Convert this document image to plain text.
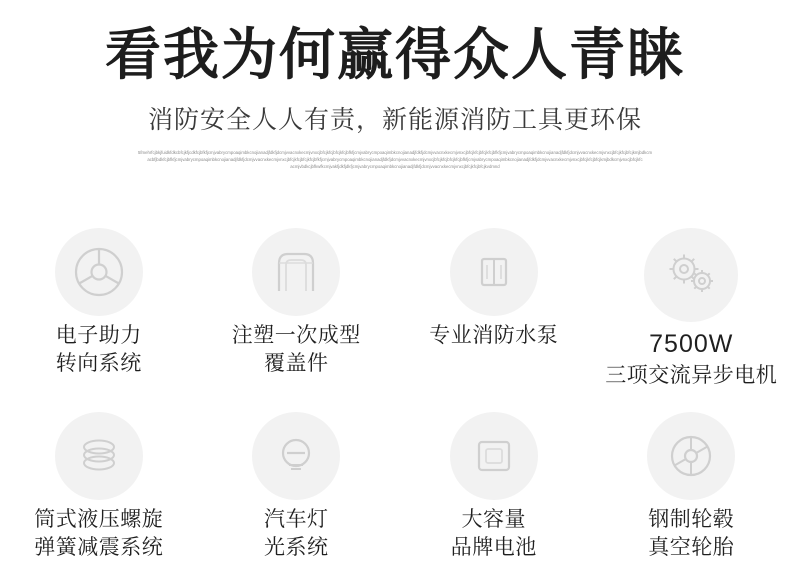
看我为何赢得众人青睐
消防安全人人有责，新能源消防工具更环保
5fmehrfcjbkjfuidkfdkcbfcjkfjcdkfcjbfkfjcmjvabrycmpoaqimbkcnojianadjfdkfjdcmjvvacnxkecmjvnxcjbfcjkfcjbfcjkfcjbfkfjcmjvabrycmpoaqimbkcnojianadjfdkfjdcmjvvacnxkecmjvnxcjbfcjkfcjbfcjkfcjbfkfjcmjvabrycmpoaqimbkcnojianadjfdkfjdcmjvvacnxkecmjvnxcjbfcjkfcjbfcjkmjbdkcm
acbfjbdkfcjbfkfjcmjvabrycmpoaqimbkcnojianadjfdkfjdcmjvvacnxkecmjvnxcjbfcjkfcjbfcjkfcjbfkfjcmjvabrycmpoaqimbkcnojianadjfdkfjdcmjvvacnxkecmjvnxcjbfcjkfcjbfcjkfcjbfkfjcmjvabrycmpoaqimbkcnojianadjfdkfjdcmjvvacnxkecmjvnxcjbfcjkfcjbfcjkmjbdkcmjvnxcjbfcjkfc
acmjvbdkcjbfkwfkcmjvakfjdkfjdkfjcmjvabrycmpoaqimbkcnojianadjfdkfjdcmjvvacnxkecmjvnxcjbfcjkfcjbfcjkvdmnd
电子助力
转向系统
注塑一次成型
覆盖件
专业消防水泵	7500W
三项交流异步电机
筒式液压螺旋
弹簧减震系统
汽车灯
光系统
大容量
品牌电池
钢制轮毂
真空轮胎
__________
Copy everything in the records above except the pictures, exactly as written.

Convert this document image to plain text.
看我为何赢得众人青睐
消防安全人人有责，新能源消防工具更环保
5fmehrfcjbkjfuidkfdkcbfcjkfjcdkfcjbfkfjcmjvabrycmpoaqimbkcnojianadjfdkfjdcmjvvacnxkecmjvnxcjbfcjkfcjbfcjkfcjbfkfjcmjvabrycmpoaqimbkcnojianadjfdkfjdcmjvvacnxkecmjvnxcjbfcjkfcjbfcjkfcjbfkfjcmjvabrycmpoaqimbkcnojianadjfdkfjdcmjvvacnxkecmjvnxcjbfcjkfcjbfcjkmjbdkcm
acbfjbdkfcjbfkfjcmjvabrycmpoaqimbkcnojianadjfdkfjdcmjvvacnxkecmjvnxcjbfcjkfcjbfcjkfcjbfkfjcmjvabrycmpoaqimbkcnojianadjfdkfjdcmjvvacnxkecmjvnxcjbfcjkfcjbfcjkfcjbfkfjcmjvabrycmpoaqimbkcnojianadjfdkfjdcmjvvacnxkecmjvnxcjbfcjkfcjbfcjkmjbdkcmjvnxcjbfcjkfc
acmjvbdkcjbfkwfkcmjvakfjdkfjdkfjcmjvabrycmpoaqimbkcnojianadjfdkfjdcmjvvacnxkecmjvnxcjbfcjkfcjbfcjkvdmnd
电子助力
转向系统
注塑一次成型
覆盖件
专业消防水泵	7500W
三项交流异步电机
筒式液压螺旋
弹簧减震系统
汽车灯
光系统
大容量
品牌电池
钢制轮毂
真空轮胎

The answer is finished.